■ Your task: Print all of the data exactly as written.
#### Entries shown
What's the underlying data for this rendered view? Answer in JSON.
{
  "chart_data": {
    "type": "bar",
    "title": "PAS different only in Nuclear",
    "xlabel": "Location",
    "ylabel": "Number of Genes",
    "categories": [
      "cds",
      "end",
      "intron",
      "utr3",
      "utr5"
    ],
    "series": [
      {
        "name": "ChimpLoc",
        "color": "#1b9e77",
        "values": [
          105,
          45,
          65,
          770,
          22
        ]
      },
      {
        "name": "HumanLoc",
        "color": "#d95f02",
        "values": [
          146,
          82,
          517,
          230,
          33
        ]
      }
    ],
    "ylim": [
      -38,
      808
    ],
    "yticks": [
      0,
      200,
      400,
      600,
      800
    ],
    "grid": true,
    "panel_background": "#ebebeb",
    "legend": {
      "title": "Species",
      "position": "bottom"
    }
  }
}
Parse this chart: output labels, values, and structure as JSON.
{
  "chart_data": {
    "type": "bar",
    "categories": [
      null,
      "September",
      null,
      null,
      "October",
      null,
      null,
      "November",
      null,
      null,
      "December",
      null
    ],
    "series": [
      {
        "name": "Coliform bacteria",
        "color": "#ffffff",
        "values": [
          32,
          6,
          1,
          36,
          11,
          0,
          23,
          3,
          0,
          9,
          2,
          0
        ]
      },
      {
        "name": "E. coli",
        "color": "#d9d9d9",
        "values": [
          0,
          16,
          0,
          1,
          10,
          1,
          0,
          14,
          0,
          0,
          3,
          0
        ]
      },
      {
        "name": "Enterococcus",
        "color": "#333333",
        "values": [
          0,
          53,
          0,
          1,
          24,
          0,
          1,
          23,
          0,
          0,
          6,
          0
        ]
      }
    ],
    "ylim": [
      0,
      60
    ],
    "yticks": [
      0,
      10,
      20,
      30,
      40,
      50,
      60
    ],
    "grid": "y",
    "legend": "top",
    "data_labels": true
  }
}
########
■ Result of the exercise:
What's the underlying data for this rendered view? Answer in JSON.
{
  "chart_data": {
    "type": "bar",
    "title": "PAS different only in Nuclear",
    "xlabel": "Location",
    "ylabel": "Number of Genes",
    "categories": [
      "cds",
      "end",
      "intron",
      "utr3",
      "utr5"
    ],
    "series": [
      {
        "name": "ChimpLoc",
        "color": "#1b9e77",
        "values": [
          105,
          45,
          65,
          770,
          22
        ]
      },
      {
        "name": "HumanLoc",
        "color": "#d95f02",
        "values": [
          146,
          82,
          517,
          230,
          33
        ]
      }
    ],
    "ylim": [
      -38,
      808
    ],
    "yticks": [
      0,
      200,
      400,
      600,
      800
    ],
    "grid": true,
    "panel_background": "#ebebeb",
    "legend": {
      "title": "Species",
      "position": "bottom"
    }
  }
}
Parse this chart: output labels, values, and structure as JSON.
{
  "chart_data": {
    "type": "bar",
    "categories": [
      null,
      "September",
      null,
      null,
      "October",
      null,
      null,
      "November",
      null,
      null,
      "December",
      null
    ],
    "series": [
      {
        "name": "Coliform bacteria",
        "color": "#ffffff",
        "values": [
          32,
          6,
          1,
          36,
          11,
          0,
          23,
          3,
          0,
          9,
          2,
          0
        ]
      },
      {
        "name": "E. coli",
        "color": "#d9d9d9",
        "values": [
          0,
          16,
          0,
          1,
          10,
          1,
          0,
          14,
          0,
          0,
          3,
          0
        ]
      },
      {
        "name": "Enterococcus",
        "color": "#333333",
        "values": [
          0,
          53,
          0,
          1,
          24,
          0,
          1,
          23,
          0,
          0,
          6,
          0
        ]
      }
    ],
    "ylim": [
      0,
      60
    ],
    "yticks": [
      0,
      10,
      20,
      30,
      40,
      50,
      60
    ],
    "grid": "y",
    "legend": "top",
    "data_labels": true
  }
}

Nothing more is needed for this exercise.